With the pictures left out, copy the listing below exactly.

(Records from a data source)
+ + + +

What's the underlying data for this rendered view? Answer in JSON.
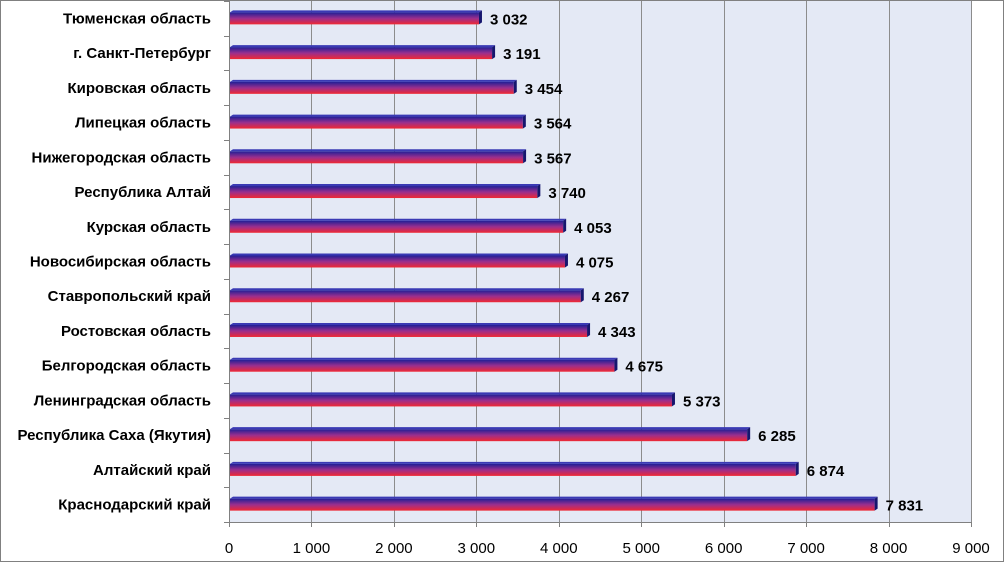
{
  "chart_data": {
    "type": "bar",
    "orientation": "horizontal",
    "categories": [
      "Тюменская область",
      "г. Санкт-Петербург",
      "Кировская область",
      "Липецкая область",
      "Нижегородская область",
      "Республика Алтай",
      "Курская область",
      "Новосибирская область",
      "Ставропольский край",
      "Ростовская  область",
      "Белгородская область",
      "Ленинградская область",
      "Республика Саха (Якутия)",
      "Алтайский край",
      "Краснодарский край"
    ],
    "values": [
      3032,
      3191,
      3454,
      3564,
      3567,
      3740,
      4053,
      4075,
      4267,
      4343,
      4675,
      5373,
      6285,
      6874,
      7831
    ],
    "data_labels": [
      "3 032",
      "3 191",
      "3 454",
      "3 564",
      "3 567",
      "3 740",
      "4 053",
      "4 075",
      "4 267",
      "4 343",
      "4 675",
      "5 373",
      "6 285",
      "6 874",
      "7 831"
    ],
    "xlim": [
      0,
      9000
    ],
    "x_ticks": [
      0,
      1000,
      2000,
      3000,
      4000,
      5000,
      6000,
      7000,
      8000,
      9000
    ],
    "x_tick_labels": [
      "0",
      "1 000",
      "2 000",
      "3 000",
      "4 000",
      "5 000",
      "6 000",
      "7 000",
      "8 000",
      "9 000"
    ],
    "grid": "vertical",
    "title": "",
    "xlabel": "",
    "ylabel": "",
    "colors": {
      "plot_background": "#e4e9f5",
      "gridline": "#8c8c8c",
      "bar_top": "#1f1f96",
      "bar_middle": "#9a2f8e",
      "bar_bottom": "#f02832",
      "bar_side": "#16166e"
    }
  }
}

+ + + +

-- Exercise result --
What's the underlying data for this rendered view? Answer in JSON.
{
  "chart_data": {
    "type": "bar",
    "orientation": "horizontal",
    "categories": [
      "Тюменская область",
      "г. Санкт-Петербург",
      "Кировская область",
      "Липецкая область",
      "Нижегородская область",
      "Республика Алтай",
      "Курская область",
      "Новосибирская область",
      "Ставропольский край",
      "Ростовская  область",
      "Белгородская область",
      "Ленинградская область",
      "Республика Саха (Якутия)",
      "Алтайский край",
      "Краснодарский край"
    ],
    "values": [
      3032,
      3191,
      3454,
      3564,
      3567,
      3740,
      4053,
      4075,
      4267,
      4343,
      4675,
      5373,
      6285,
      6874,
      7831
    ],
    "data_labels": [
      "3 032",
      "3 191",
      "3 454",
      "3 564",
      "3 567",
      "3 740",
      "4 053",
      "4 075",
      "4 267",
      "4 343",
      "4 675",
      "5 373",
      "6 285",
      "6 874",
      "7 831"
    ],
    "xlim": [
      0,
      9000
    ],
    "x_ticks": [
      0,
      1000,
      2000,
      3000,
      4000,
      5000,
      6000,
      7000,
      8000,
      9000
    ],
    "x_tick_labels": [
      "0",
      "1 000",
      "2 000",
      "3 000",
      "4 000",
      "5 000",
      "6 000",
      "7 000",
      "8 000",
      "9 000"
    ],
    "grid": "vertical",
    "title": "",
    "xlabel": "",
    "ylabel": "",
    "colors": {
      "plot_background": "#e4e9f5",
      "gridline": "#8c8c8c",
      "bar_top": "#1f1f96",
      "bar_middle": "#9a2f8e",
      "bar_bottom": "#f02832",
      "bar_side": "#16166e"
    }
  }
}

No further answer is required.